Exercise brief
Copy the listing below line for line, starting at its first line and ending at the line that contains "- intro-paragraph-2: Si", with both of those lines included.

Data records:
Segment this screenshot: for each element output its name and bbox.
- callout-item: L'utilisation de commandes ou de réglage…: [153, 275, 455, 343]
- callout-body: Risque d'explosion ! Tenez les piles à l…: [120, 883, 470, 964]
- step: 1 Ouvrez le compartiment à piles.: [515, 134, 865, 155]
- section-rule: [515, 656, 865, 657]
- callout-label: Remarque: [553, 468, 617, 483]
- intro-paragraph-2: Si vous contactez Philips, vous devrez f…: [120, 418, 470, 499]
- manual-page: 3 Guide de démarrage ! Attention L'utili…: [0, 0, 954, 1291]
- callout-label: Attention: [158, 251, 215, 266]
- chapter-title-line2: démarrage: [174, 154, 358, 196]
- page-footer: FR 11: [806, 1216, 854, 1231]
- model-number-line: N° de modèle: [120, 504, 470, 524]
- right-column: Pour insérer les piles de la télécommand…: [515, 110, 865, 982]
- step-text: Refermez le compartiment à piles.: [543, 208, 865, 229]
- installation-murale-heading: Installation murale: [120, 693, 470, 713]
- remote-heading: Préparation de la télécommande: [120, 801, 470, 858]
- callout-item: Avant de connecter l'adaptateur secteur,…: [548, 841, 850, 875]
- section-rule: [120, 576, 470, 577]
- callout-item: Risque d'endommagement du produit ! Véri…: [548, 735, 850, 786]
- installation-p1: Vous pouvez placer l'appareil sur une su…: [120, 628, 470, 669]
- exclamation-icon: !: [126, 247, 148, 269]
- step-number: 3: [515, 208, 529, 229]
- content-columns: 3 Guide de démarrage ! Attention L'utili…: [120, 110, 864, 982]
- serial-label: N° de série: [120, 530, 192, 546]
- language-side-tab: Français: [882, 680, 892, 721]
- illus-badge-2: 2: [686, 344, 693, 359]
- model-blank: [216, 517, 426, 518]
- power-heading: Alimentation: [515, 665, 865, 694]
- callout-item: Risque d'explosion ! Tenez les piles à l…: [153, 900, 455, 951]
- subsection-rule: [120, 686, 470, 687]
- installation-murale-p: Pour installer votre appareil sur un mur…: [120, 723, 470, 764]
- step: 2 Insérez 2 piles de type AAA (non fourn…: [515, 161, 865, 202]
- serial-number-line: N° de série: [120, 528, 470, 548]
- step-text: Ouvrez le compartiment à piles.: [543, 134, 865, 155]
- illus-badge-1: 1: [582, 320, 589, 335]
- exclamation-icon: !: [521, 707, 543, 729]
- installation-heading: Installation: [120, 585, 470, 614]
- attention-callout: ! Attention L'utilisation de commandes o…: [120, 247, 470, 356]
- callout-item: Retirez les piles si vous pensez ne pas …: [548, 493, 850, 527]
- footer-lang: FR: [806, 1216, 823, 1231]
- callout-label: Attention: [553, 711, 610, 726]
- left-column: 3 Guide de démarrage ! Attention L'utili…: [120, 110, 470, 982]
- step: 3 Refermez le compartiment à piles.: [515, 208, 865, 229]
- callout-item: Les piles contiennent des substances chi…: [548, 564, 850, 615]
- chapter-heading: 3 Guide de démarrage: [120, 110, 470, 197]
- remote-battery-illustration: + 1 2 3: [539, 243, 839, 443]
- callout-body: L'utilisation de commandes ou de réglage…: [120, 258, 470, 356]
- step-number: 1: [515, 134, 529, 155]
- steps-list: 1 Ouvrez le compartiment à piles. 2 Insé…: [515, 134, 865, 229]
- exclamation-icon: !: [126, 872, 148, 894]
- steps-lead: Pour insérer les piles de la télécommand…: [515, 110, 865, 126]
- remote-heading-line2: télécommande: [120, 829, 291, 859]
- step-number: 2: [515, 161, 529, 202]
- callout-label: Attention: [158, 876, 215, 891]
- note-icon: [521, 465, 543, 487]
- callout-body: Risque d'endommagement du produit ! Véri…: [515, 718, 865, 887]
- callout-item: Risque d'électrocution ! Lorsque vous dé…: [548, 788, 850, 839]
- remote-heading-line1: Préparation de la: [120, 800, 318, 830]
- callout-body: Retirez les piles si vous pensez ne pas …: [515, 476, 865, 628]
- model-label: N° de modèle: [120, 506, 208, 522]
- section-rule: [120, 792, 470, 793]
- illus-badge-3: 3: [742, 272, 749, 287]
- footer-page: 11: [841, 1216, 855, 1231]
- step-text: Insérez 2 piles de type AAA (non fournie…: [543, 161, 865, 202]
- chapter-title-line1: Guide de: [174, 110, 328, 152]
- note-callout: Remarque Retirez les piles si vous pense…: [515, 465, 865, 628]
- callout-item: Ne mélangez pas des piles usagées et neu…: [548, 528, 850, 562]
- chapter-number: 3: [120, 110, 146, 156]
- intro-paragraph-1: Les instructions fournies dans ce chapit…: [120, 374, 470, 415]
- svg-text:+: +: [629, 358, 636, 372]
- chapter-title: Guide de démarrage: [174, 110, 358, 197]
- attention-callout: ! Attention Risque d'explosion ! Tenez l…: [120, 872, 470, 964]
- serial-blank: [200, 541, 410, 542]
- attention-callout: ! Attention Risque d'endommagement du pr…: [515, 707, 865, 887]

Task answer
Segment this screenshot: for each element output its name and bbox.
- callout-item: L'utilisation de commandes ou de réglage…: [153, 275, 455, 343]
- callout-body: Risque d'explosion ! Tenez les piles à l…: [120, 883, 470, 964]
- step: 1 Ouvrez le compartiment à piles.: [515, 134, 865, 155]
- section-rule: [515, 656, 865, 657]
- callout-label: Remarque: [553, 468, 617, 483]
- intro-paragraph-2: Si vous contactez Philips, vous devrez f…: [120, 418, 470, 499]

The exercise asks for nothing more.